━━━━━ Source

Suggested Action: You might want to consider reducing the number of flexi-cap funds to avoid redundancy. Keeping two flexi-cap funds instead of four can simplify your portfolio and still provide enough diversification. Choose the two funds that have consistently performed well and are aligned with your long-term goals.

Balanced Allocation with Equity and Debt
Balanced Strategy: Your choice of one equity and debt fund adds stability to your portfolio. This fund balances the risk and provides you with some debt exposure, reducing volatility, especially in uncertain market conditions.

Time Horizon and Risk Tolerance: Given that your time horizon is 20 years, you may not need a heavy debt allocation in the early stages. At your current age of 41, it is beneficial to have equity dominance, but as you approach retirement, you may want to increase your debt allocation gradually. For now, having one equity-debt fund is sufficient for risk management.

Growth, Value, and Momentum Mix
Growth Funds: Flexi-cap funds typically focus on growth stocks. They aim to invest in companies that have the potential for higher earnings, thus delivering capital appreciation. This is beneficial for your wealth creation goal over 20 years.

Value Investing Exposure: Your current portfolio does not seem to have a dedicated value fund. Value funds invest in stocks that are undervalued but have strong fundamentals. Adding one value fund may provide a cushion during market downturns and ensure that your portfolio has a broader range of investment styles.

Momentum Funds: Some of the funds in your portfolio may adopt a momentum strategy, but it is worth checking their strategy to see if they are adequately capturing this style. Momentum funds aim to invest in stocks that have had high returns in the past, potentially providing high returns during bullish markets.

Suggested Action: To ensure a well-rounded mix of investment styles, you could consider adding a value fund to complement your growth-oriented flexi-cap funds. This would provide a blend of both growth and value investing, making your portfolio more resilient during market volatility.

Long-Term Tax Implications
Equity Mutual Funds Taxation: Under the current tax rules, long-term capital gains (LTCG) above Rs. 1.25 lakh from equity mutual funds are taxed at 12.5%. If you sell any fund units before three years, the short-term capital gains (STCG) will be taxed at 20%. As you are investing for 20 years, most of your gains will fall under LTCG, allowing you to benefit from the lower tax rate on long-term gains.

Equity-Debt Fund Taxation: The equity-debt fund will have different tax implications. For the equity portion, LTCG is taxed as mentioned earlier. However, the debt portion's LTCG will be taxed as per your income slab if held for more than three years. If you sell before three years, the gains will be taxed as per your current income slab.

Direct vs Regular Funds
Direct vs Regular Fund Debate: While direct funds offer lower expense ratios, they require active monitoring and financial knowledge. Regular funds, invested through a certified financial planner (CFP), offer advisory support and better portfolio management without requiring you to follow markets constantly. As your time horizon is long, it’s advisable to continue investing through regular funds under the guidance of a CFP, as they can optimize your portfolio strategy over time.

━━━━━━━━━━

* _Required task 1_:
In the portfolio advice, why is adding one value fund suggested? Answer in one to three sentences.
* _Required task 2_:
List every section heading that appears in the portfolio advice.
Rely only on the portfolio advice for your answers.

━━━━━ Stored records

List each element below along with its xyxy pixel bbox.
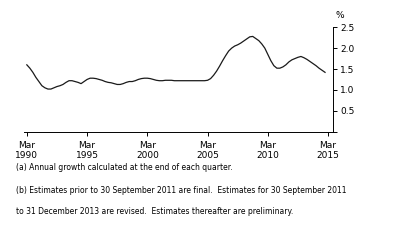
Text: (b) Estimates prior to 30 September 2011 are final.  Estimates for 30 September : (b) Estimates prior to 30 September 2011… xyxy=(16,186,346,195)
Text: %: % xyxy=(335,11,344,20)
Text: (a) Annual growth calculated at the end of each quarter.: (a) Annual growth calculated at the end … xyxy=(16,163,233,173)
Text: to 31 December 2013 are revised.  Estimates thereafter are preliminary.: to 31 December 2013 are revised. Estimat… xyxy=(16,207,293,216)
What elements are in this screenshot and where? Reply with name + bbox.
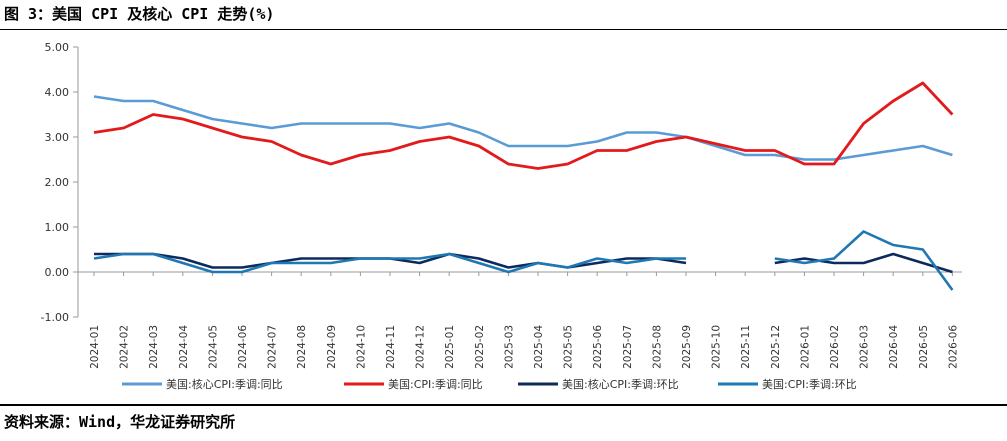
y-tick-label: 1.00 [45, 221, 70, 234]
source-divider [0, 404, 1007, 406]
x-tick-label: 2025-09 [681, 325, 693, 369]
x-tick-label: 2024-04 [178, 325, 190, 369]
y-tick-label: 5.00 [45, 41, 70, 54]
x-tick-label: 2025-02 [474, 325, 486, 369]
x-tick-label: 2025-12 [770, 325, 782, 369]
x-tick-label: 2024-07 [267, 325, 279, 369]
x-tick-label: 2026-02 [829, 325, 841, 369]
series-line [94, 252, 953, 274]
x-tick-label: 2025-10 [711, 325, 723, 369]
x-tick-label: 2024-10 [355, 325, 367, 369]
x-tick-label: 2024-09 [326, 325, 338, 369]
x-tick-label: 2025-08 [651, 325, 663, 369]
cpi-line-chart: -1.00 0.00 1.00 2.00 3.00 4.00 5.00 2024-01 2024… [41, 41, 962, 391]
x-tick-label: 2025-01 [444, 325, 456, 369]
y-tick-label: 0.00 [45, 266, 70, 279]
source-note: 资料来源：Wind，华龙证券研究所 [4, 413, 236, 431]
x-tick-label: 2026-05 [918, 325, 930, 369]
x-tick-label: 2025-11 [740, 325, 752, 369]
x-tick-label: 2026-01 [799, 325, 811, 369]
title-divider [0, 29, 1007, 30]
x-tick-label: 2026-03 [859, 325, 871, 369]
legend-label: 美国:核心CPI:季调:同比 [166, 377, 283, 391]
legend-label: 美国:CPI:季调:环比 [762, 378, 857, 391]
x-tick-label: 2024-12 [415, 325, 427, 369]
x-tick-label: 2025-06 [592, 325, 604, 369]
y-tick-label: -1.00 [41, 311, 69, 324]
y-tick-label: 2.00 [45, 176, 70, 189]
x-tick-label: 2025-07 [622, 325, 634, 369]
y-tick-label: 4.00 [45, 86, 70, 99]
x-tick-label: 2024-06 [237, 325, 249, 369]
series-line [93, 95, 953, 161]
y-tick-label: 3.00 [45, 131, 70, 144]
series-segment [93, 95, 953, 161]
series-line [93, 81, 954, 170]
x-tick-label: 2026-04 [888, 325, 900, 369]
x-tick-label: 2024-02 [119, 325, 131, 369]
legend-label: 美国:核心CPI:季调:环比 [562, 377, 679, 391]
series-segment [774, 252, 953, 274]
axes-layer: -1.00 0.00 1.00 2.00 3.00 4.00 5.00 2024-01 2024… [41, 41, 962, 369]
x-tick-label: 2024-03 [148, 325, 160, 369]
x-tick-label: 2025-05 [563, 325, 575, 369]
series-layer [93, 81, 954, 291]
series-line [93, 230, 954, 291]
legend: 美国:核心CPI:季调:同比 美国:CPI:季调:同比 美国:核心CPI:季调:环比… [122, 377, 857, 391]
x-tick-label: 2025-04 [533, 325, 545, 369]
series-segment [94, 252, 687, 269]
series-segment [774, 230, 954, 291]
x-tick-label: 2024-11 [385, 325, 397, 369]
x-tick-label: 2026-06 [947, 325, 959, 369]
legend-label: 美国:CPI:季调:同比 [388, 378, 483, 391]
figure-title: 图 3：美国 CPI 及核心 CPI 走势(%) [4, 5, 275, 23]
x-tick-label: 2024-05 [207, 325, 219, 369]
series-segment [93, 81, 954, 170]
series-segment [93, 252, 686, 274]
x-tick-label: 2024-08 [296, 325, 308, 369]
x-tick-label: 2024-01 [89, 325, 101, 369]
x-tick-label: 2025-03 [503, 325, 515, 369]
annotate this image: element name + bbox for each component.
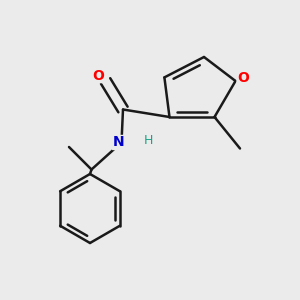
Text: N: N: [113, 136, 124, 149]
Text: O: O: [92, 69, 104, 82]
Text: H: H: [144, 134, 153, 148]
Text: O: O: [237, 71, 249, 85]
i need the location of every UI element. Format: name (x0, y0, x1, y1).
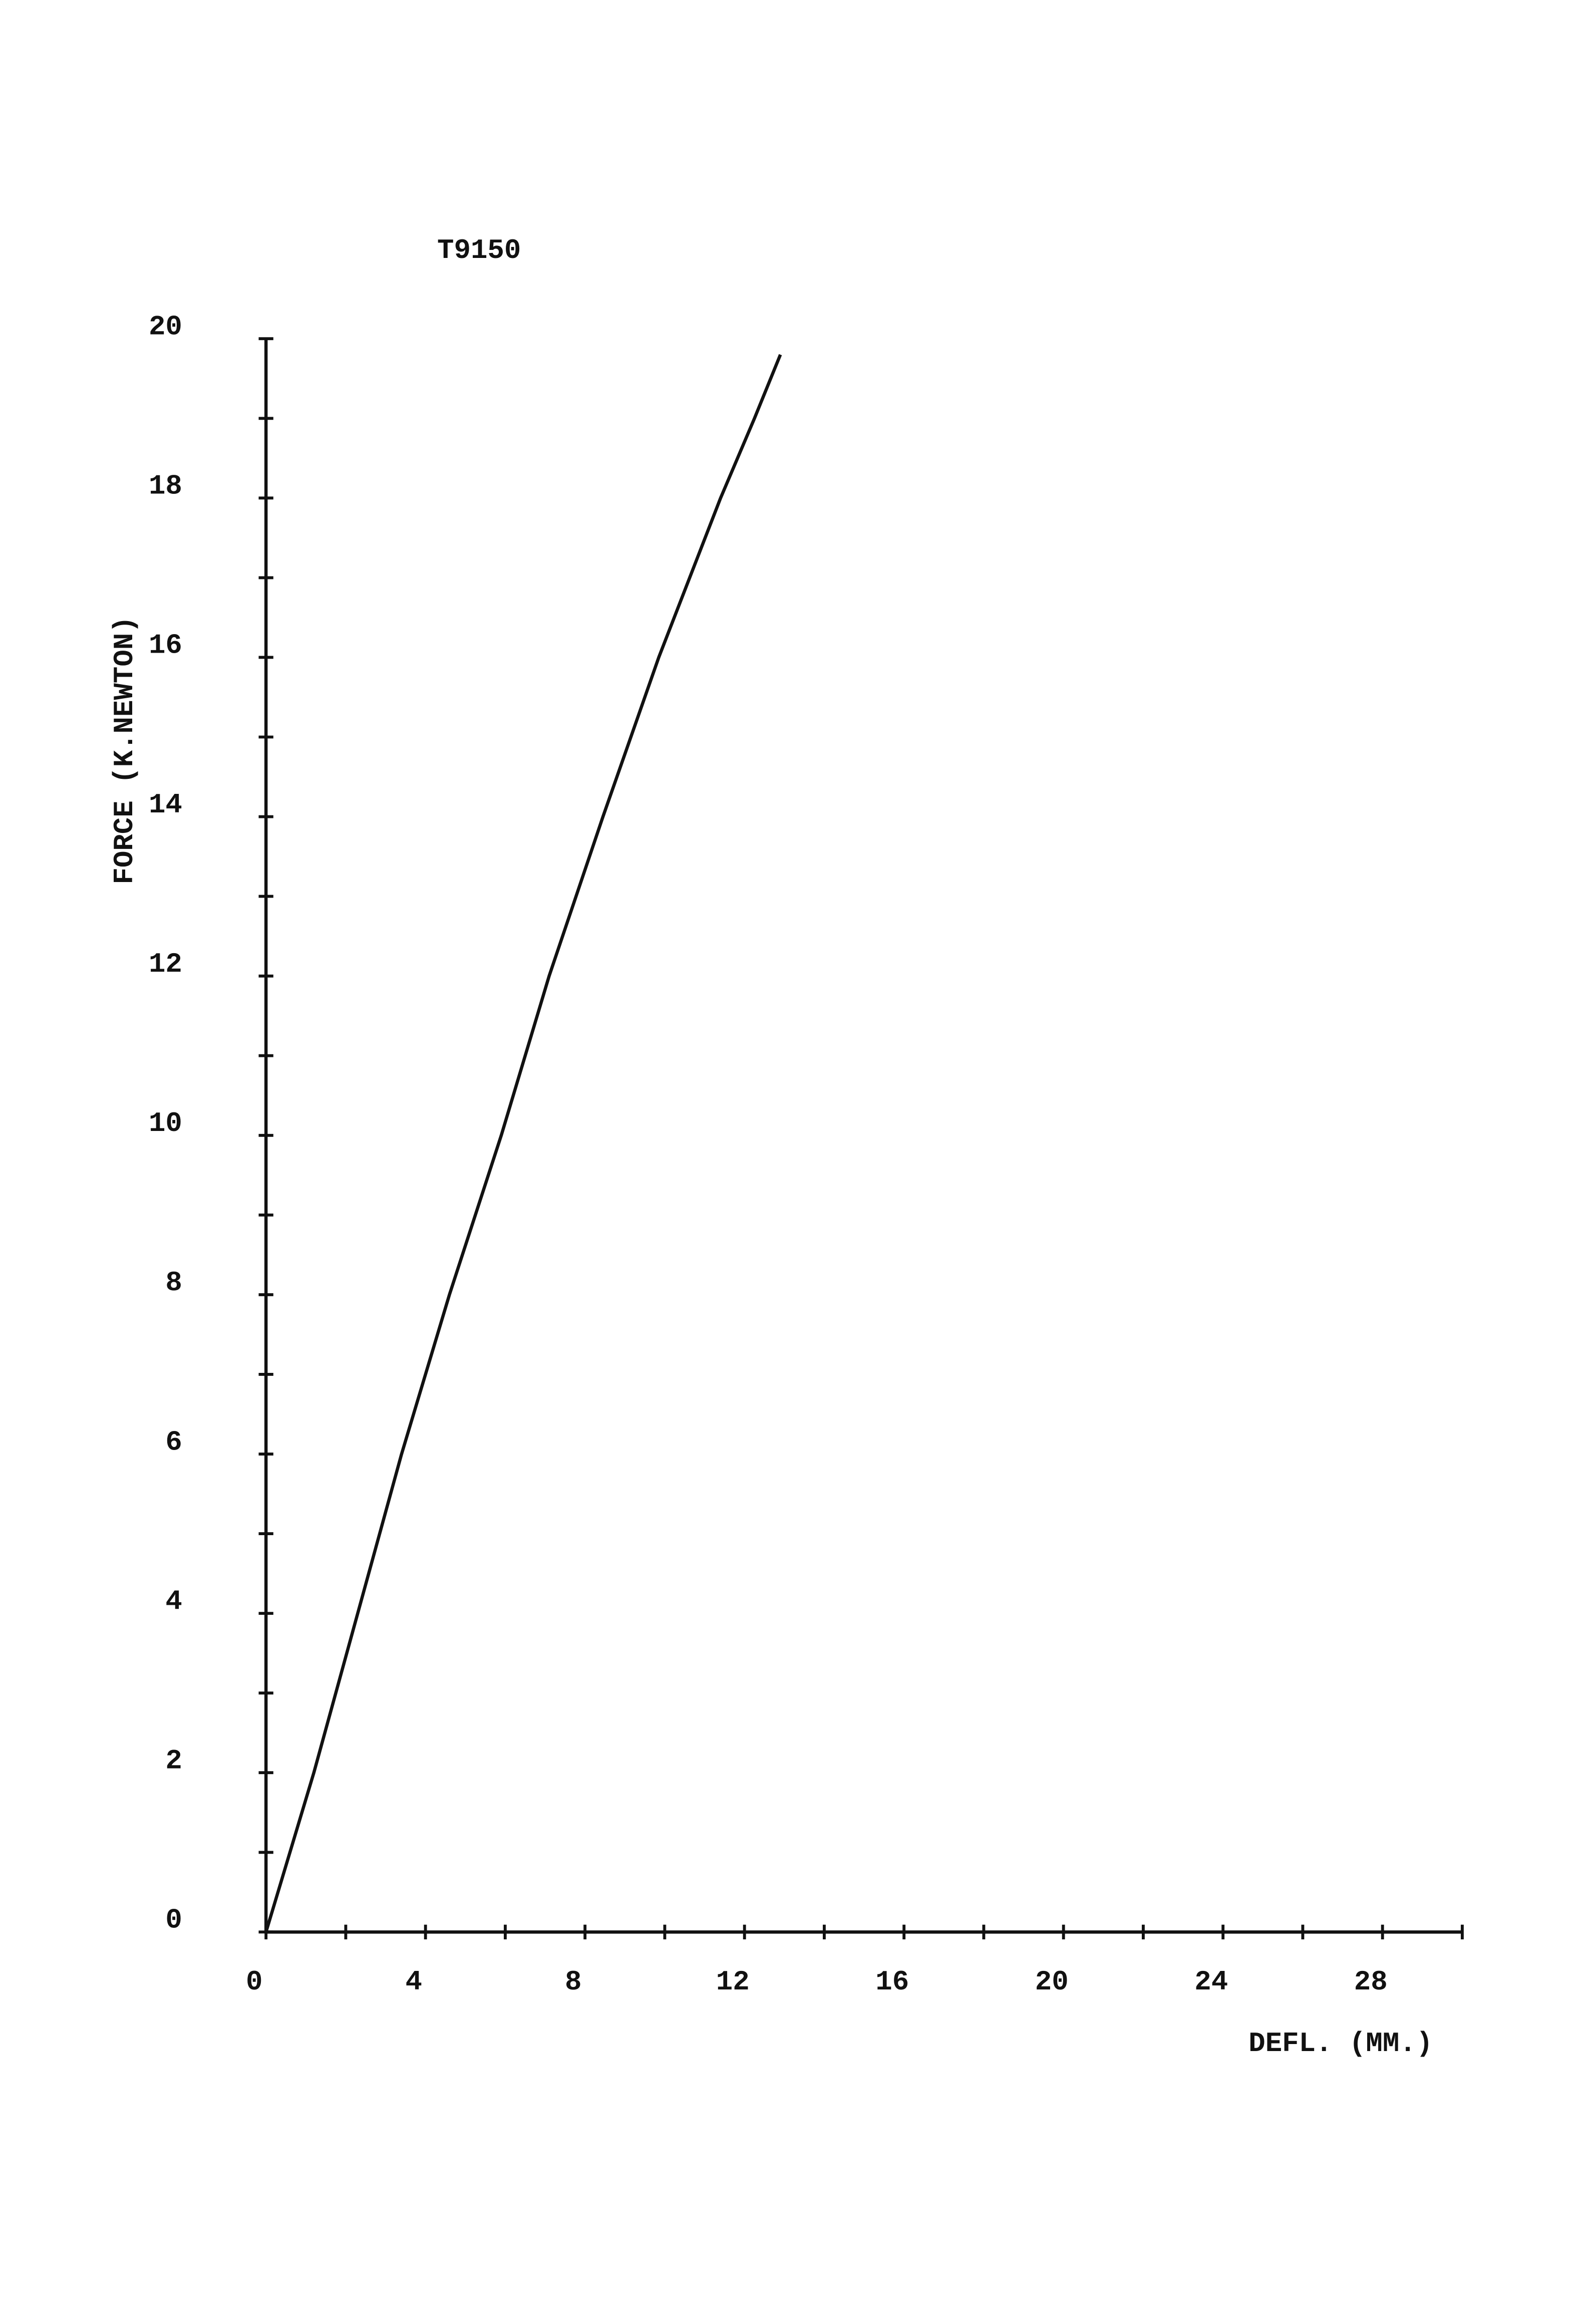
y-tick-label: 4 (165, 1586, 182, 1617)
y-tick-label: 18 (149, 471, 182, 502)
x-tick-label: 8 (565, 1966, 581, 1998)
y-tick-label: 14 (149, 789, 182, 821)
x-tick-label: 16 (875, 1966, 909, 1998)
y-axis-label: FORCE (K.NEWTON) (109, 616, 141, 884)
y-tick-label: 12 (149, 949, 182, 980)
chart-title: T9150 (437, 235, 521, 266)
y-tick-label: 16 (149, 630, 182, 662)
data-line (264, 354, 782, 1933)
x-tick-label: 24 (1194, 1966, 1228, 1998)
x-axis-label: DEFL. (MM.) (1248, 2028, 1433, 2060)
y-tick-label: 0 (165, 1905, 182, 1936)
y-tick-label: 6 (165, 1426, 182, 1458)
y-tick-label: 10 (149, 1108, 182, 1139)
y-tick-label: 2 (165, 1745, 182, 1777)
y-tick-label: 8 (165, 1267, 182, 1299)
x-tick-label: 0 (246, 1966, 262, 1998)
x-tick-label: 4 (405, 1966, 422, 1998)
x-tick-label: 20 (1035, 1966, 1069, 1998)
x-tick-label: 28 (1354, 1966, 1388, 1998)
y-tick-label: 20 (149, 311, 182, 343)
x-tick-label: 12 (716, 1966, 750, 1998)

━━━━━━━━━━

* _Written solution 1_:
The portfolio does not seem to have a dedicated value fund. Adding one may provide a cushion during market downturns and give the portfolio a broader range of investment styles. Combined with the growth-oriented flexi-cap funds, it would make the portfolio more resilient during market volatility.

* _Written solution 2_:
- Balanced Allocation with Equity and Debt
- Growth, Value, and Momentum Mix
- Long-Term Tax Implications
- Direct vs Regular Funds